▶ [Stated task]: Each entry below should be returned exactly as is, with the pictures removed.

▶ [Dataset entries on figures]:
________________________
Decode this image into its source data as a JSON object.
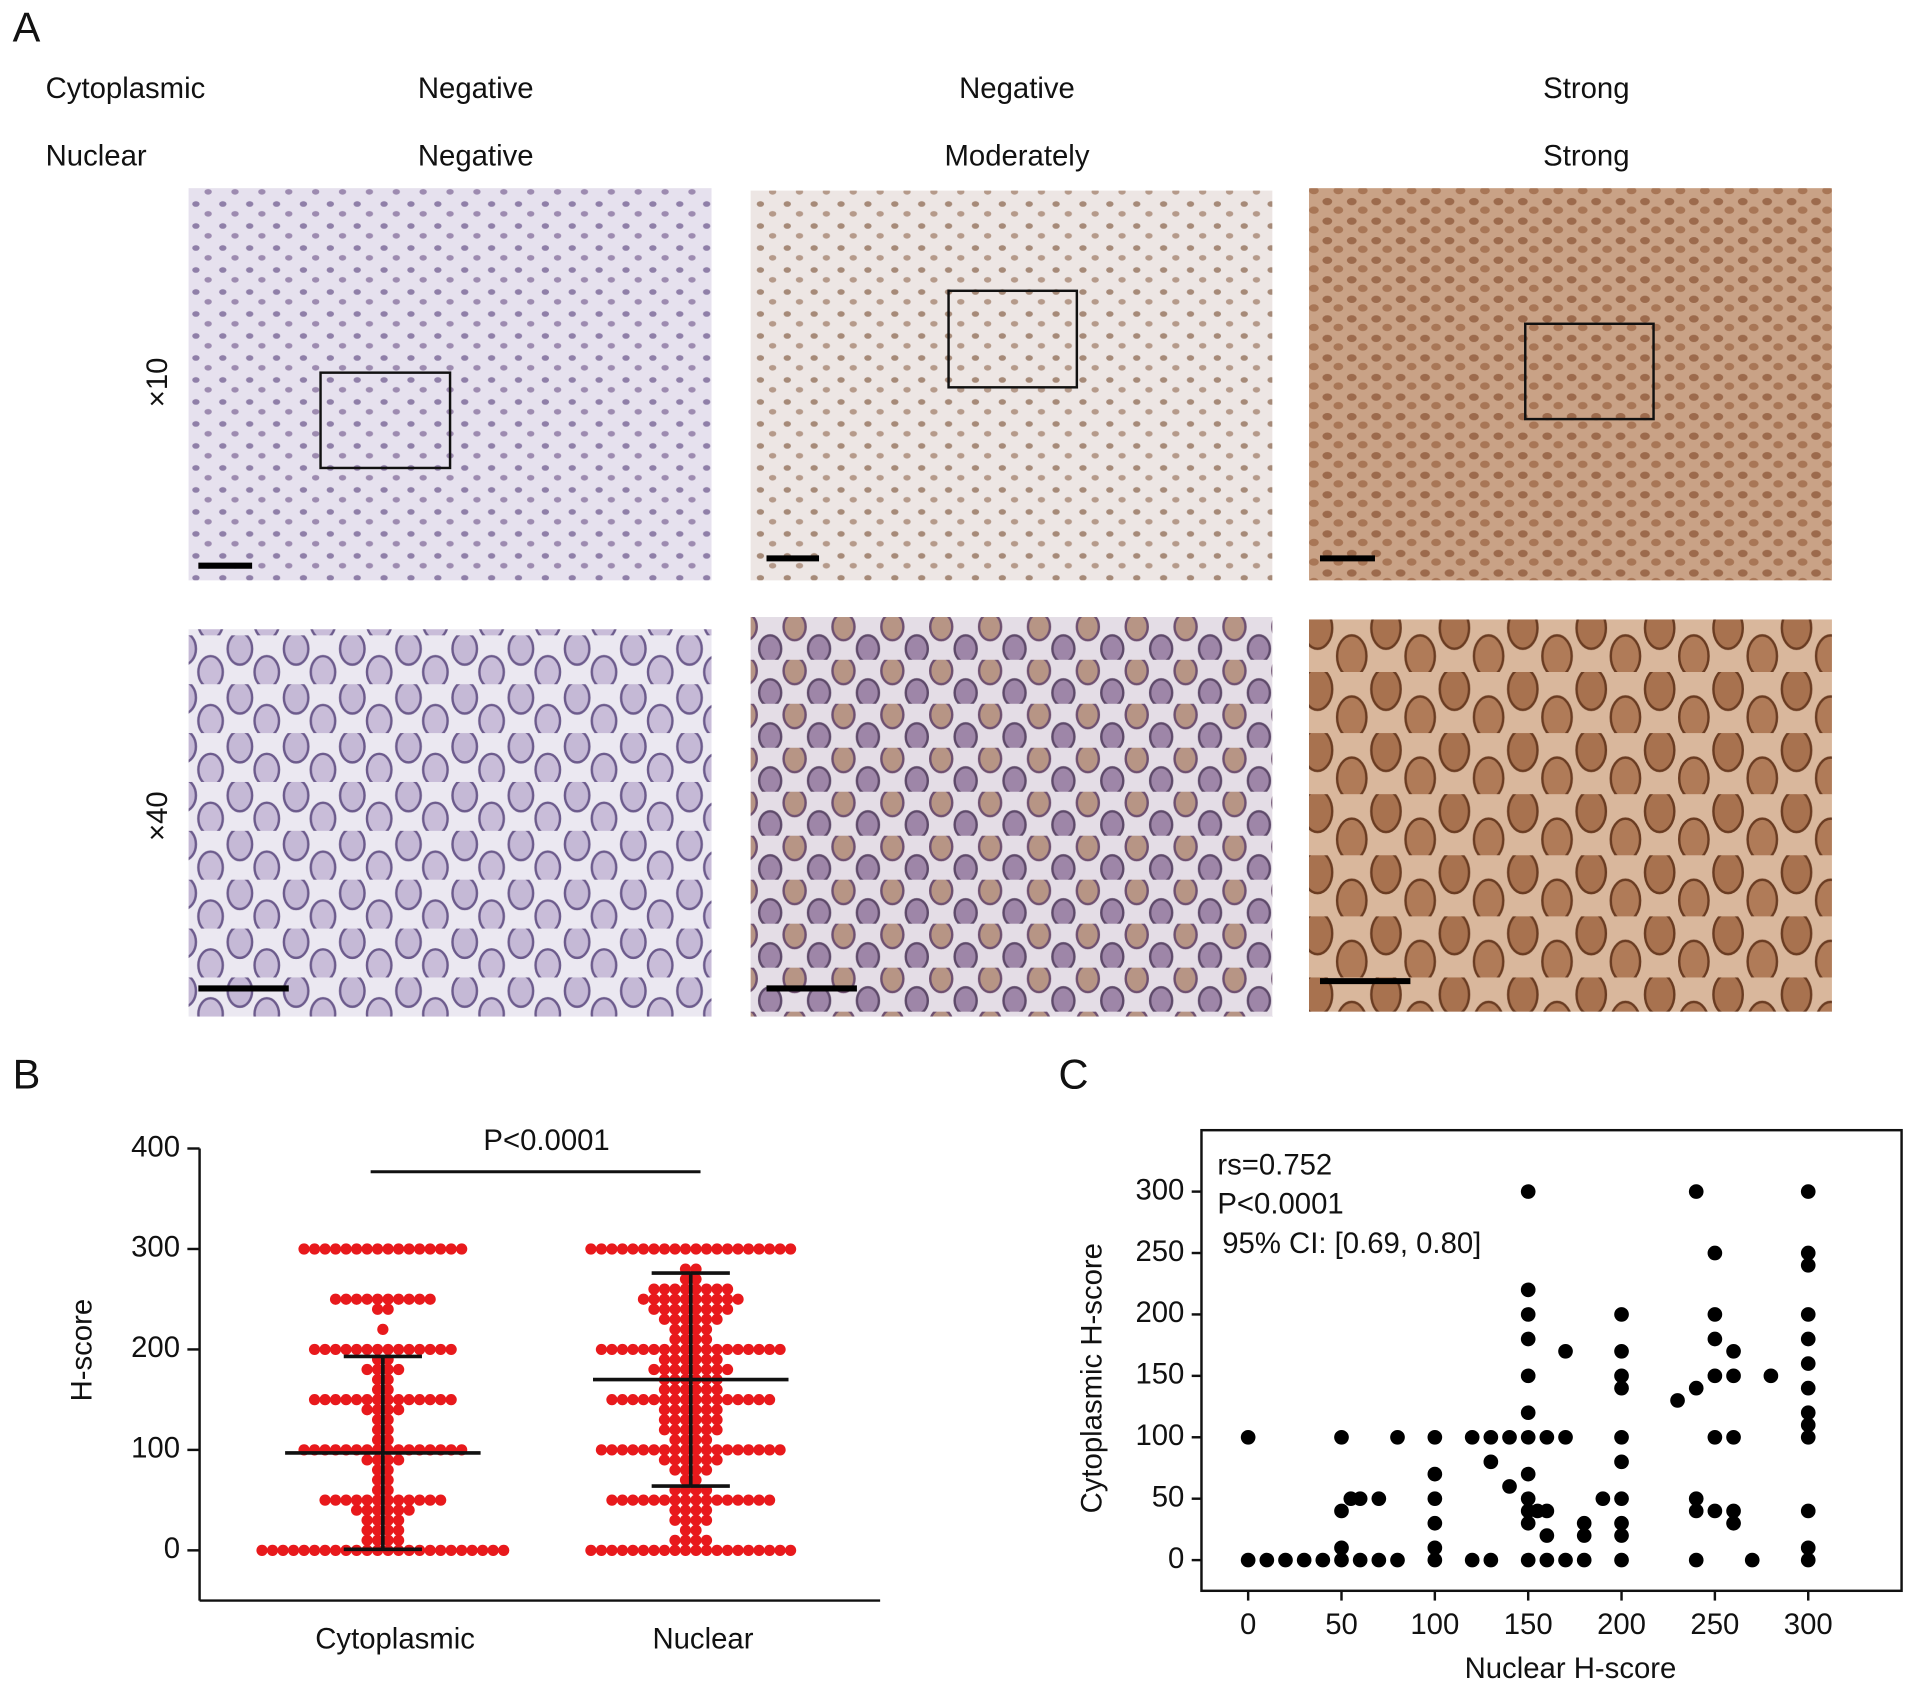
{
  "panel_a": {
    "label": "A",
    "row_labels": [
      "Cytoplasmic",
      "Nuclear"
    ],
    "columns": [
      {
        "cytoplasmic": "Negative",
        "nuclear": "Negative"
      },
      {
        "cytoplasmic": "Negative",
        "nuclear": "Moderately"
      },
      {
        "cytoplasmic": "Strong",
        "nuclear": "Strong"
      }
    ],
    "magnifications": [
      "×10",
      "×40"
    ]
  },
  "chart_data": [
    {
      "type": "strip",
      "label": "B",
      "annotation": "P<0.0001",
      "ylabel": "H-score",
      "categories": [
        "Cytoplasmic",
        "Nuclear"
      ],
      "color": "#e8191c",
      "values": [
        [
          0,
          0,
          0,
          0,
          0,
          0,
          0,
          0,
          0,
          0,
          0,
          0,
          0,
          0,
          0,
          0,
          0,
          0,
          0,
          0,
          0,
          0,
          0,
          0,
          10,
          10,
          10,
          10,
          20,
          20,
          20,
          20,
          30,
          30,
          30,
          30,
          40,
          40,
          40,
          40,
          40,
          40,
          50,
          50,
          50,
          50,
          50,
          50,
          50,
          50,
          50,
          50,
          50,
          50,
          60,
          60,
          70,
          70,
          80,
          80,
          90,
          90,
          90,
          90,
          100,
          100,
          100,
          100,
          100,
          100,
          100,
          100,
          100,
          100,
          100,
          100,
          100,
          100,
          100,
          100,
          110,
          110,
          120,
          120,
          130,
          130,
          140,
          140,
          140,
          140,
          150,
          150,
          150,
          150,
          150,
          150,
          150,
          150,
          150,
          150,
          150,
          150,
          150,
          150,
          160,
          160,
          170,
          170,
          180,
          180,
          180,
          180,
          190,
          190,
          200,
          200,
          200,
          200,
          200,
          200,
          200,
          200,
          200,
          200,
          200,
          200,
          200,
          200,
          220,
          240,
          240,
          250,
          250,
          250,
          250,
          250,
          250,
          250,
          250,
          250,
          250,
          300,
          300,
          300,
          300,
          300,
          300,
          300,
          300,
          300,
          300,
          300,
          300,
          300,
          300,
          300,
          300
        ],
        [
          0,
          0,
          0,
          0,
          0,
          0,
          0,
          0,
          0,
          0,
          0,
          0,
          0,
          0,
          0,
          0,
          0,
          0,
          0,
          0,
          10,
          10,
          10,
          10,
          20,
          20,
          30,
          30,
          30,
          30,
          40,
          40,
          40,
          40,
          50,
          50,
          50,
          50,
          50,
          50,
          50,
          50,
          50,
          50,
          50,
          50,
          50,
          50,
          50,
          50,
          60,
          60,
          60,
          60,
          70,
          70,
          80,
          80,
          80,
          80,
          90,
          90,
          90,
          90,
          90,
          90,
          100,
          100,
          100,
          100,
          100,
          100,
          100,
          100,
          100,
          100,
          100,
          100,
          100,
          100,
          100,
          100,
          100,
          100,
          110,
          110,
          110,
          110,
          120,
          120,
          120,
          120,
          120,
          120,
          130,
          130,
          130,
          130,
          130,
          130,
          140,
          140,
          140,
          140,
          140,
          140,
          150,
          150,
          150,
          150,
          150,
          150,
          150,
          150,
          150,
          150,
          150,
          150,
          150,
          150,
          150,
          150,
          160,
          160,
          160,
          160,
          160,
          160,
          170,
          170,
          170,
          170,
          170,
          170,
          180,
          180,
          180,
          180,
          180,
          180,
          180,
          180,
          190,
          190,
          190,
          190,
          190,
          190,
          200,
          200,
          200,
          200,
          200,
          200,
          200,
          200,
          200,
          200,
          200,
          200,
          200,
          200,
          200,
          200,
          200,
          200,
          210,
          210,
          210,
          210,
          220,
          220,
          220,
          220,
          230,
          230,
          230,
          230,
          230,
          230,
          240,
          240,
          240,
          240,
          240,
          240,
          240,
          240,
          250,
          250,
          250,
          250,
          250,
          250,
          250,
          250,
          250,
          250,
          260,
          260,
          260,
          260,
          260,
          260,
          260,
          260,
          270,
          270,
          280,
          280,
          300,
          300,
          300,
          300,
          300,
          300,
          300,
          300,
          300,
          300,
          300,
          300,
          300,
          300,
          300,
          300,
          300,
          300,
          300,
          300
        ]
      ],
      "means": [
        97,
        170
      ],
      "sds": [
        96,
        106
      ],
      "ylim": [
        -50,
        400
      ],
      "yticks": [
        0,
        100,
        200,
        300,
        400
      ]
    },
    {
      "type": "scatter",
      "label": "C",
      "xlabel": "Nuclear H-score",
      "ylabel": "Cytoplasmic H-score",
      "annotations": [
        "rs=0.752",
        "P<0.0001",
        "95% CI: [0.69, 0.80]"
      ],
      "color": "#000000",
      "x": [
        0,
        0,
        10,
        20,
        30,
        40,
        50,
        50,
        50,
        50,
        55,
        60,
        60,
        70,
        70,
        80,
        80,
        100,
        100,
        100,
        100,
        100,
        100,
        120,
        120,
        130,
        130,
        130,
        140,
        140,
        150,
        150,
        150,
        150,
        150,
        150,
        150,
        150,
        150,
        150,
        150,
        150,
        155,
        160,
        160,
        160,
        160,
        170,
        170,
        170,
        180,
        180,
        180,
        190,
        200,
        200,
        200,
        200,
        200,
        200,
        200,
        200,
        200,
        200,
        230,
        240,
        240,
        240,
        240,
        240,
        250,
        250,
        250,
        250,
        250,
        250,
        260,
        260,
        260,
        260,
        260,
        270,
        280,
        300,
        300,
        300,
        300,
        300,
        300,
        300,
        300,
        300,
        300,
        300,
        300,
        300
      ],
      "y": [
        100,
        0,
        0,
        0,
        0,
        0,
        0,
        10,
        40,
        100,
        50,
        0,
        50,
        50,
        0,
        0,
        100,
        0,
        10,
        30,
        50,
        70,
        100,
        0,
        100,
        0,
        80,
        100,
        60,
        100,
        0,
        30,
        40,
        50,
        70,
        100,
        120,
        150,
        180,
        200,
        220,
        300,
        40,
        0,
        20,
        40,
        100,
        0,
        100,
        170,
        0,
        20,
        30,
        50,
        0,
        20,
        30,
        50,
        80,
        100,
        140,
        150,
        170,
        200,
        130,
        0,
        40,
        50,
        140,
        300,
        40,
        100,
        150,
        180,
        200,
        250,
        30,
        40,
        100,
        150,
        170,
        0,
        150,
        0,
        10,
        40,
        100,
        110,
        120,
        140,
        160,
        180,
        200,
        240,
        250,
        300
      ],
      "xlim": [
        -25,
        350
      ],
      "ylim": [
        -25,
        350
      ],
      "xticks": [
        0,
        50,
        100,
        150,
        200,
        250,
        300
      ],
      "yticks": [
        0,
        50,
        100,
        150,
        200,
        250,
        300
      ]
    }
  ]
}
________________________
▶ [Response for this exercise]:
Decode this image into its source data as a JSON object.
{
  "panel_a": {
    "label": "A",
    "row_labels": [
      "Cytoplasmic",
      "Nuclear"
    ],
    "columns": [
      {
        "cytoplasmic": "Negative",
        "nuclear": "Negative"
      },
      {
        "cytoplasmic": "Negative",
        "nuclear": "Moderately"
      },
      {
        "cytoplasmic": "Strong",
        "nuclear": "Strong"
      }
    ],
    "magnifications": [
      "×10",
      "×40"
    ]
  },
  "chart_data": [
    {
      "type": "strip",
      "label": "B",
      "annotation": "P<0.0001",
      "ylabel": "H-score",
      "categories": [
        "Cytoplasmic",
        "Nuclear"
      ],
      "color": "#e8191c",
      "values": [
        [
          0,
          0,
          0,
          0,
          0,
          0,
          0,
          0,
          0,
          0,
          0,
          0,
          0,
          0,
          0,
          0,
          0,
          0,
          0,
          0,
          0,
          0,
          0,
          0,
          10,
          10,
          10,
          10,
          20,
          20,
          20,
          20,
          30,
          30,
          30,
          30,
          40,
          40,
          40,
          40,
          40,
          40,
          50,
          50,
          50,
          50,
          50,
          50,
          50,
          50,
          50,
          50,
          50,
          50,
          60,
          60,
          70,
          70,
          80,
          80,
          90,
          90,
          90,
          90,
          100,
          100,
          100,
          100,
          100,
          100,
          100,
          100,
          100,
          100,
          100,
          100,
          100,
          100,
          100,
          100,
          110,
          110,
          120,
          120,
          130,
          130,
          140,
          140,
          140,
          140,
          150,
          150,
          150,
          150,
          150,
          150,
          150,
          150,
          150,
          150,
          150,
          150,
          150,
          150,
          160,
          160,
          170,
          170,
          180,
          180,
          180,
          180,
          190,
          190,
          200,
          200,
          200,
          200,
          200,
          200,
          200,
          200,
          200,
          200,
          200,
          200,
          200,
          200,
          220,
          240,
          240,
          250,
          250,
          250,
          250,
          250,
          250,
          250,
          250,
          250,
          250,
          300,
          300,
          300,
          300,
          300,
          300,
          300,
          300,
          300,
          300,
          300,
          300,
          300,
          300,
          300,
          300
        ],
        [
          0,
          0,
          0,
          0,
          0,
          0,
          0,
          0,
          0,
          0,
          0,
          0,
          0,
          0,
          0,
          0,
          0,
          0,
          0,
          0,
          10,
          10,
          10,
          10,
          20,
          20,
          30,
          30,
          30,
          30,
          40,
          40,
          40,
          40,
          50,
          50,
          50,
          50,
          50,
          50,
          50,
          50,
          50,
          50,
          50,
          50,
          50,
          50,
          50,
          50,
          60,
          60,
          60,
          60,
          70,
          70,
          80,
          80,
          80,
          80,
          90,
          90,
          90,
          90,
          90,
          90,
          100,
          100,
          100,
          100,
          100,
          100,
          100,
          100,
          100,
          100,
          100,
          100,
          100,
          100,
          100,
          100,
          100,
          100,
          110,
          110,
          110,
          110,
          120,
          120,
          120,
          120,
          120,
          120,
          130,
          130,
          130,
          130,
          130,
          130,
          140,
          140,
          140,
          140,
          140,
          140,
          150,
          150,
          150,
          150,
          150,
          150,
          150,
          150,
          150,
          150,
          150,
          150,
          150,
          150,
          150,
          150,
          160,
          160,
          160,
          160,
          160,
          160,
          170,
          170,
          170,
          170,
          170,
          170,
          180,
          180,
          180,
          180,
          180,
          180,
          180,
          180,
          190,
          190,
          190,
          190,
          190,
          190,
          200,
          200,
          200,
          200,
          200,
          200,
          200,
          200,
          200,
          200,
          200,
          200,
          200,
          200,
          200,
          200,
          200,
          200,
          210,
          210,
          210,
          210,
          220,
          220,
          220,
          220,
          230,
          230,
          230,
          230,
          230,
          230,
          240,
          240,
          240,
          240,
          240,
          240,
          240,
          240,
          250,
          250,
          250,
          250,
          250,
          250,
          250,
          250,
          250,
          250,
          260,
          260,
          260,
          260,
          260,
          260,
          260,
          260,
          270,
          270,
          280,
          280,
          300,
          300,
          300,
          300,
          300,
          300,
          300,
          300,
          300,
          300,
          300,
          300,
          300,
          300,
          300,
          300,
          300,
          300,
          300,
          300
        ]
      ],
      "means": [
        97,
        170
      ],
      "sds": [
        96,
        106
      ],
      "ylim": [
        -50,
        400
      ],
      "yticks": [
        0,
        100,
        200,
        300,
        400
      ]
    },
    {
      "type": "scatter",
      "label": "C",
      "xlabel": "Nuclear H-score",
      "ylabel": "Cytoplasmic H-score",
      "annotations": [
        "rs=0.752",
        "P<0.0001",
        "95% CI: [0.69, 0.80]"
      ],
      "color": "#000000",
      "x": [
        0,
        0,
        10,
        20,
        30,
        40,
        50,
        50,
        50,
        50,
        55,
        60,
        60,
        70,
        70,
        80,
        80,
        100,
        100,
        100,
        100,
        100,
        100,
        120,
        120,
        130,
        130,
        130,
        140,
        140,
        150,
        150,
        150,
        150,
        150,
        150,
        150,
        150,
        150,
        150,
        150,
        150,
        155,
        160,
        160,
        160,
        160,
        170,
        170,
        170,
        180,
        180,
        180,
        190,
        200,
        200,
        200,
        200,
        200,
        200,
        200,
        200,
        200,
        200,
        230,
        240,
        240,
        240,
        240,
        240,
        250,
        250,
        250,
        250,
        250,
        250,
        260,
        260,
        260,
        260,
        260,
        270,
        280,
        300,
        300,
        300,
        300,
        300,
        300,
        300,
        300,
        300,
        300,
        300,
        300,
        300
      ],
      "y": [
        100,
        0,
        0,
        0,
        0,
        0,
        0,
        10,
        40,
        100,
        50,
        0,
        50,
        50,
        0,
        0,
        100,
        0,
        10,
        30,
        50,
        70,
        100,
        0,
        100,
        0,
        80,
        100,
        60,
        100,
        0,
        30,
        40,
        50,
        70,
        100,
        120,
        150,
        180,
        200,
        220,
        300,
        40,
        0,
        20,
        40,
        100,
        0,
        100,
        170,
        0,
        20,
        30,
        50,
        0,
        20,
        30,
        50,
        80,
        100,
        140,
        150,
        170,
        200,
        130,
        0,
        40,
        50,
        140,
        300,
        40,
        100,
        150,
        180,
        200,
        250,
        30,
        40,
        100,
        150,
        170,
        0,
        150,
        0,
        10,
        40,
        100,
        110,
        120,
        140,
        160,
        180,
        200,
        240,
        250,
        300
      ],
      "xlim": [
        -25,
        350
      ],
      "ylim": [
        -25,
        350
      ],
      "xticks": [
        0,
        50,
        100,
        150,
        200,
        250,
        300
      ],
      "yticks": [
        0,
        50,
        100,
        150,
        200,
        250,
        300
      ]
    }
  ]
}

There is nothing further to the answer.